STATED EXERCISE
Select the lines that contain "general" and copy each of them.

== LISTED ENTRIES ==

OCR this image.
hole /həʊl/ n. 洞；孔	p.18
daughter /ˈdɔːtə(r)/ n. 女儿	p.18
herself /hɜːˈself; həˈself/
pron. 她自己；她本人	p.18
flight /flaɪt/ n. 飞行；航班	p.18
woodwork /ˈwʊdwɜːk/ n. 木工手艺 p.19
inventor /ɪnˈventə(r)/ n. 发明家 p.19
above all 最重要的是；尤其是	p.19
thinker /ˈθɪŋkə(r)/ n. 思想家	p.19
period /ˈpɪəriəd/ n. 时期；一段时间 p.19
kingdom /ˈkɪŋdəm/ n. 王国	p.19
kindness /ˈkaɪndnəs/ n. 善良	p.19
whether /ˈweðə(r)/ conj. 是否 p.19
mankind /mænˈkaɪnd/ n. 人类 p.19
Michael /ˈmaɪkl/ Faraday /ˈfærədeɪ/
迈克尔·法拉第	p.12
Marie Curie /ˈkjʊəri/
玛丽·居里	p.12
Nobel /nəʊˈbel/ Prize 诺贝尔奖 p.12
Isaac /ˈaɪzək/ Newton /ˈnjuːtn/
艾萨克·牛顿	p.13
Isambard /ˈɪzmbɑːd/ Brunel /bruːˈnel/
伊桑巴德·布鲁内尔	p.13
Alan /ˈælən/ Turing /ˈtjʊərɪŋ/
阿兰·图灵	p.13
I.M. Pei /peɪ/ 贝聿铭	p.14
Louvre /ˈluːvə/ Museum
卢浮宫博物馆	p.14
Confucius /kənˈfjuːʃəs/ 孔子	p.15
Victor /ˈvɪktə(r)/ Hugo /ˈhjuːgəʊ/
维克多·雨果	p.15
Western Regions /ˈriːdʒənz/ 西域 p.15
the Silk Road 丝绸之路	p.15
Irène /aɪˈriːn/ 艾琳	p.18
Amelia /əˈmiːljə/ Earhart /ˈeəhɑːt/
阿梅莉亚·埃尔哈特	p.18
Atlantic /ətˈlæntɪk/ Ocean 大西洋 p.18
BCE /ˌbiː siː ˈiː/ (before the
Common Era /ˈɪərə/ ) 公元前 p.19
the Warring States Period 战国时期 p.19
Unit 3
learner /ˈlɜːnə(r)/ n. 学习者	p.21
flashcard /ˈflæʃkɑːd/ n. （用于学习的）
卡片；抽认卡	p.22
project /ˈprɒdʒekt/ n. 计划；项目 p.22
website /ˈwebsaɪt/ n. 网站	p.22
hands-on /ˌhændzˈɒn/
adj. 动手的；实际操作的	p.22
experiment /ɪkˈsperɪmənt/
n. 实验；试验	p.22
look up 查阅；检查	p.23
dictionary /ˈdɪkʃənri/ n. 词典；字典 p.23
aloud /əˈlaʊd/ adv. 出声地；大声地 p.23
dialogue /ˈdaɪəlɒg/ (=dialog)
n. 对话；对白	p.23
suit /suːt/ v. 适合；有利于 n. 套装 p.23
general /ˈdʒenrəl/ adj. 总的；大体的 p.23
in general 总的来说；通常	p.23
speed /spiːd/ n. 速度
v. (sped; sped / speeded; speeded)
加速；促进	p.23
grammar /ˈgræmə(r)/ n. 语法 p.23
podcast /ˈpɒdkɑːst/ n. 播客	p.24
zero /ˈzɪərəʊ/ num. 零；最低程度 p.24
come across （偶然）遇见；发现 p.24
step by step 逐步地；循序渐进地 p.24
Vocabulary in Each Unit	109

===

SOLUTION TO THE PROBLEM
general /ˈdʒenrəl/ adj. 总的；大体的 p.23
in general 总的来说；通常	p.23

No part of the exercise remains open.